§ **Page transcription entries**:
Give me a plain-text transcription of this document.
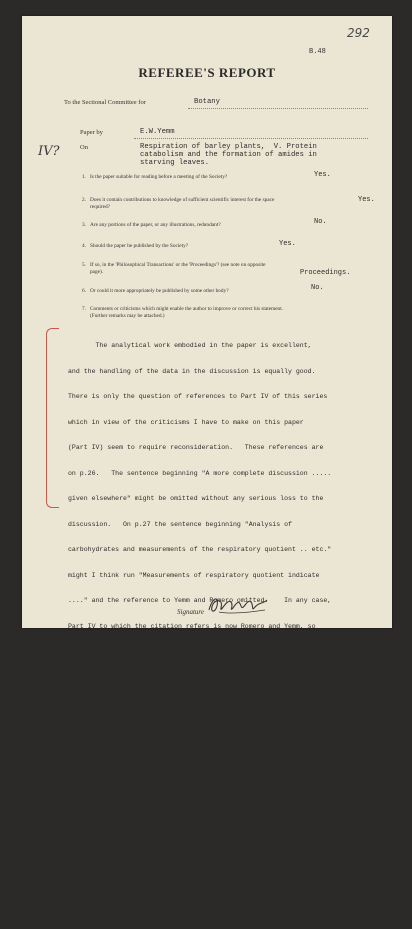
292
B.48
REFEREE'S REPORT
To the Sectional Committee for	Botany
Paper by	E.W.Yemm
IV?	On	Respiration of barley plants,  V. Protein
catabolism and the formation of amides in
starving leaves.
1. Is the paper suitable for reading before a meeting of the Society?	Yes.
2. Does it contain contributions to knowledge of sufficient scientific interest for the space
required?
Yes.
3. Are any portions of the paper, or any illustrations, redundant?	No.
4. Should the paper be published by the Society?	Yes.
5. If so, in the 'Philosophical Transactions' or the 'Proceedings'? (see note on opposite
page).	Proceedings.
6. Or could it more appropriately be published by some other body?	No.
7. Comments or criticisms which might enable the author to improve or correct his statement.
(Further remarks may be attached.)

The analytical work embodied in the paper is excellent,

and the handling of the data in the discussion is equally good.

There is only the question of references to Part IV of this series

which in view of the criticisms I have to make on this paper

(Part IV) seem to require reconsideration.   These references are

on p.26.   The sentence beginning "A more complete discussion .....

given elsewhere" might be omitted without any serious loss to the

discussion.   On p.27 the sentence beginning "Analysis of

carbohydrates and measurements of the respiratory quotient .. etc."

might I think run "Measurements of respiratory quotient indicate

...." and the reference to Yemm and Romero omitted.    In any case,

Part IV to which the citation refers is now Romero and Yemm, so

that the order of names must be reversed.   I would suggest that

this paper is numbered IV, and the paper on The Metabolism of

Organic Acids in Starving Leaves should be called V.   This will

allow immediate publication of the present paper by Yemm which

will then be entitled

Respiration of Barley Plants.

IV.  Protein Catabolism etc.

E.W. Yemm.

The paper on metabolism of organic acids will need a good deal

of revision, I think, before publication.

Signature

§ **Task brief**: The data above should be set down again exactly, with the pictures omitted.

§ **Task solution**:
Give me a plain-text transcription of this document.
292
B.48
REFEREE'S REPORT
To the Sectional Committee for	Botany
Paper by	E.W.Yemm
IV?	On	Respiration of barley plants,  V. Protein
catabolism and the formation of amides in
starving leaves.
1. Is the paper suitable for reading before a meeting of the Society?	Yes.
2. Does it contain contributions to knowledge of sufficient scientific interest for the space
required?
Yes.
3. Are any portions of the paper, or any illustrations, redundant?	No.
4. Should the paper be published by the Society?	Yes.
5. If so, in the 'Philosophical Transactions' or the 'Proceedings'? (see note on opposite
page).	Proceedings.
6. Or could it more appropriately be published by some other body?	No.
7. Comments or criticisms which might enable the author to improve or correct his statement.
(Further remarks may be attached.)

The analytical work embodied in the paper is excellent,

and the handling of the data in the discussion is equally good.

There is only the question of references to Part IV of this series

which in view of the criticisms I have to make on this paper

(Part IV) seem to require reconsideration.   These references are

on p.26.   The sentence beginning "A more complete discussion .....

given elsewhere" might be omitted without any serious loss to the

discussion.   On p.27 the sentence beginning "Analysis of

carbohydrates and measurements of the respiratory quotient .. etc."

might I think run "Measurements of respiratory quotient indicate

...." and the reference to Yemm and Romero omitted.    In any case,

Part IV to which the citation refers is now Romero and Yemm, so

that the order of names must be reversed.   I would suggest that

this paper is numbered IV, and the paper on The Metabolism of

Organic Acids in Starving Leaves should be called V.   This will

allow immediate publication of the present paper by Yemm which

will then be entitled

Respiration of Barley Plants.

IV.  Protein Catabolism etc.

E.W. Yemm.

The paper on metabolism of organic acids will need a good deal

of revision, I think, before publication.

Signature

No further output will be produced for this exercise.